▶ **TEKS KUTIPAN**:

Saturday, April 19, 2014

Khilaf: Penilaian Beban Utang Luar Negeri Pemerintah Indonesia

Umur perkuliahan yang sudah tidak muda lagi membuat saya tidak bisa mengelak dalam penulisan tugas akhir untuk meraih gelar Strata 1 di universitas halu oleo. Tidak mudah menyelesaikan tulisan itu hingga berakhir di meja ujian skripsi. Waktu, tenaga dan pikiran harus dikerahkan bersamaan untuk menghasilkan sebuah tulisan yang bermanfaat untuk diri, dan pihak yang membutuhkann informasi terkait tulisan yang kita buat.

Kurang lebih 5 bulan saya berusaha menyelesaikan tugas akhir itu dan Alhamdulillah tulisan itu kelar dan berhasil masuk hingga ke meja ujian. Tantangan yang saya dapatkan tidak sedikit. Mulai dari ketidak sepahaman penguji dengan saya terkait bahan dan teori yang saya masukkan dalam tulisan itu, permintaan pembimbing untuk memperlihatkan semua bahan/buku bahkan data sebagai literature yang saya gunakan hingga biaya yang cukup banyak. Cobaan ekstrim lagi adalah surat permohonan data saya ditolak oleh pihak penyedia data bank Indonesia karena dianggap tidak sesuai standar surat permohonan data.

▶ **POTONGAN DATA**:
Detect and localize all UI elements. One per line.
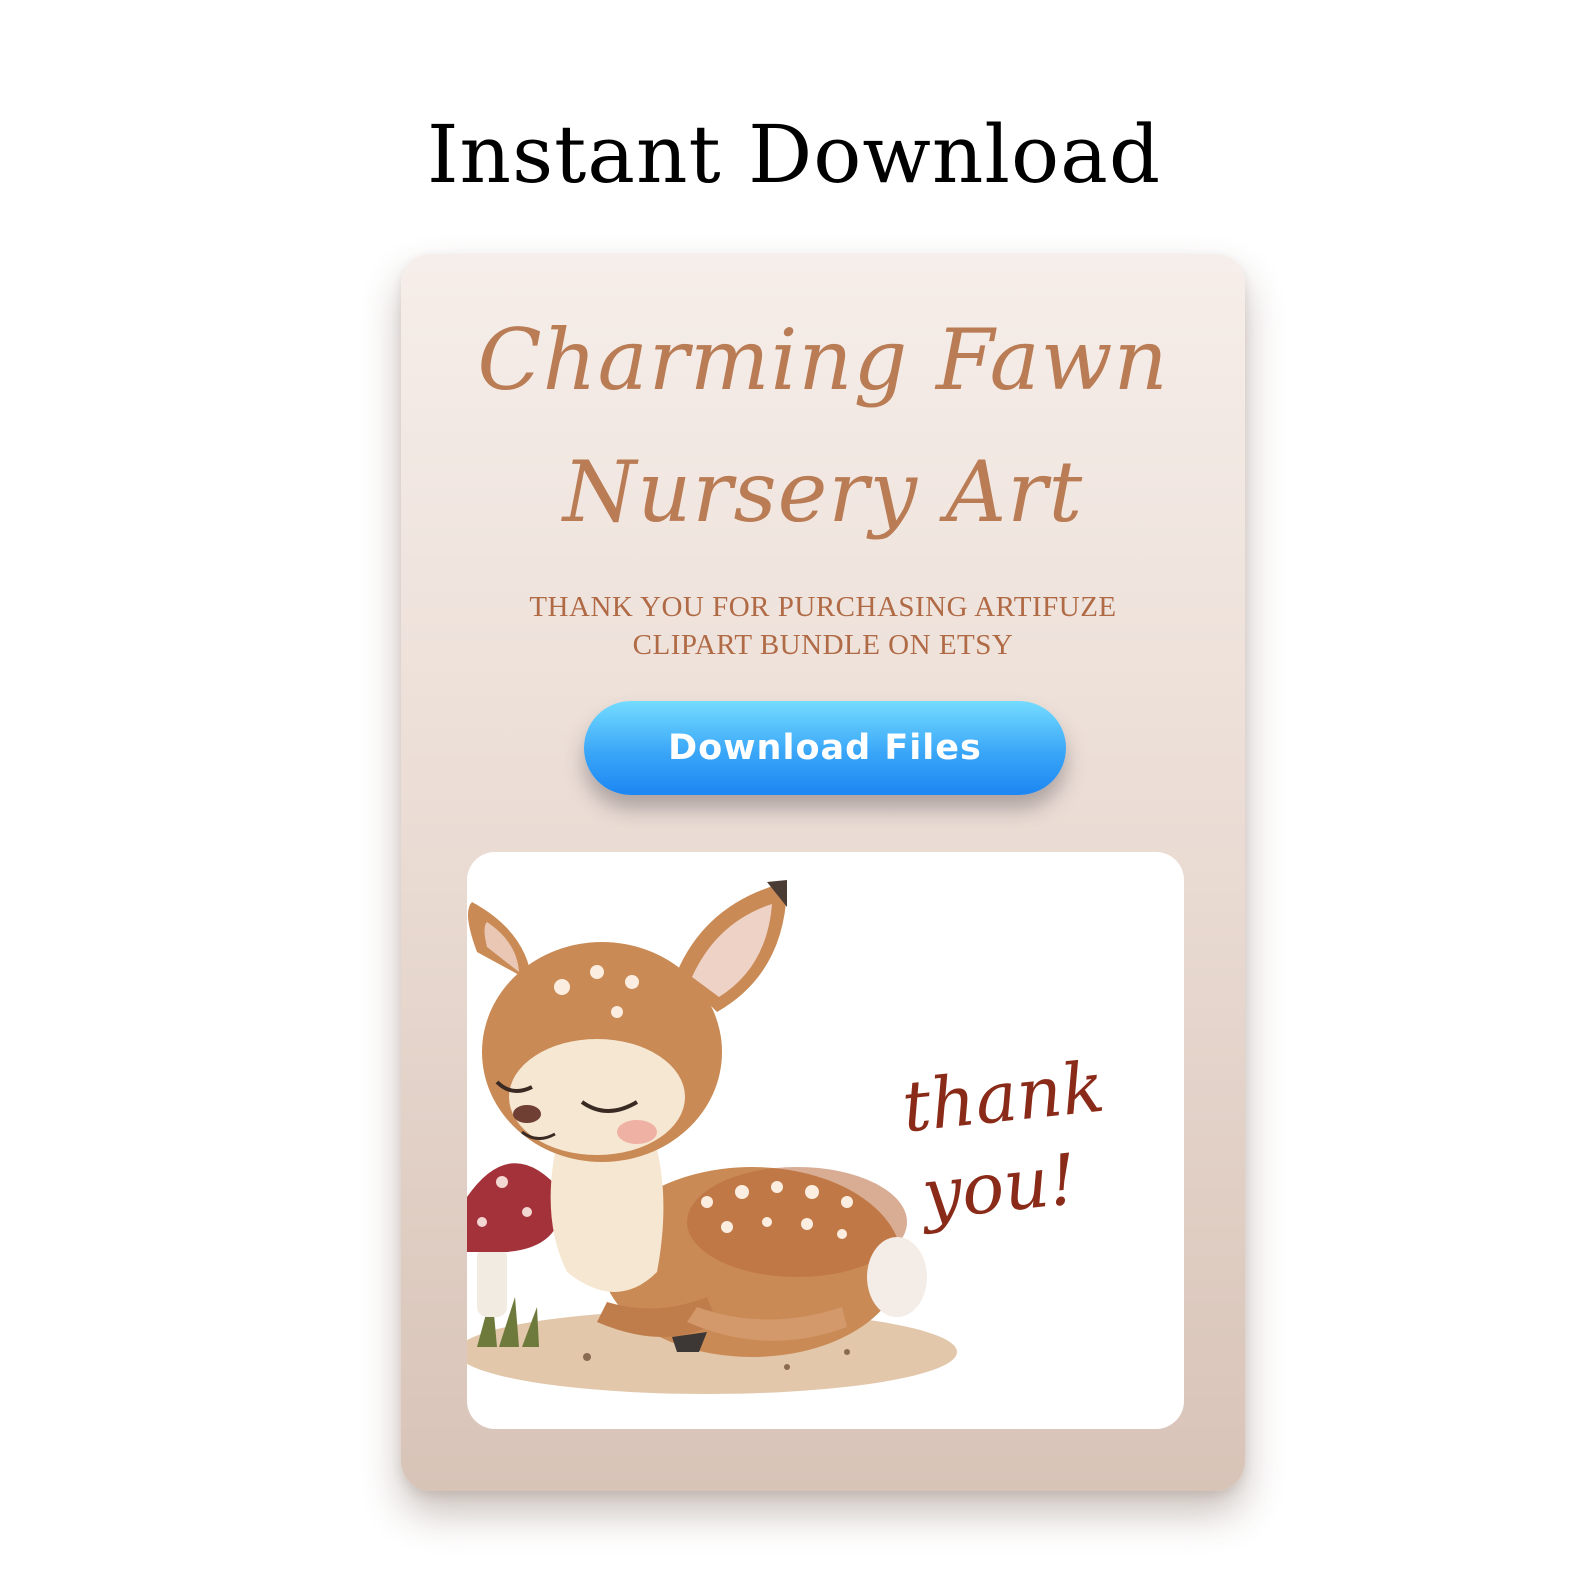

▶ **TUGAS ANDA**:
**a.** Menurut teks kutipan, berapa lama penulisnya berusaha menyelesaikan tugas akhir?
**b.** Ringkas paragraf dalam teks kutipan yang diawali "Kurang lebih 5 bulan saya berusaha" menjadi daftar singkat, tanpa menghilangkan fakta utamanya.

▶ **JAWABAN**:
**a.** Kurang lebih 5 bulan.

**b.**
- Tugas akhir selesai dalam kurang lebih 5 bulan dan berhasil masuk ke meja ujian.
- Tantangannya tidak sedikit:
  - penguji tidak sepaham soal bahan dan teori dalam tulisan,
  - pembimbing meminta semua bahan, buku, dan data literatur diperlihatkan,
  - biayanya cukup banyak.
- Cobaan paling berat: surat permohonan data ditolak pihak penyedia data Bank Indonesia karena dianggap tidak sesuai standar.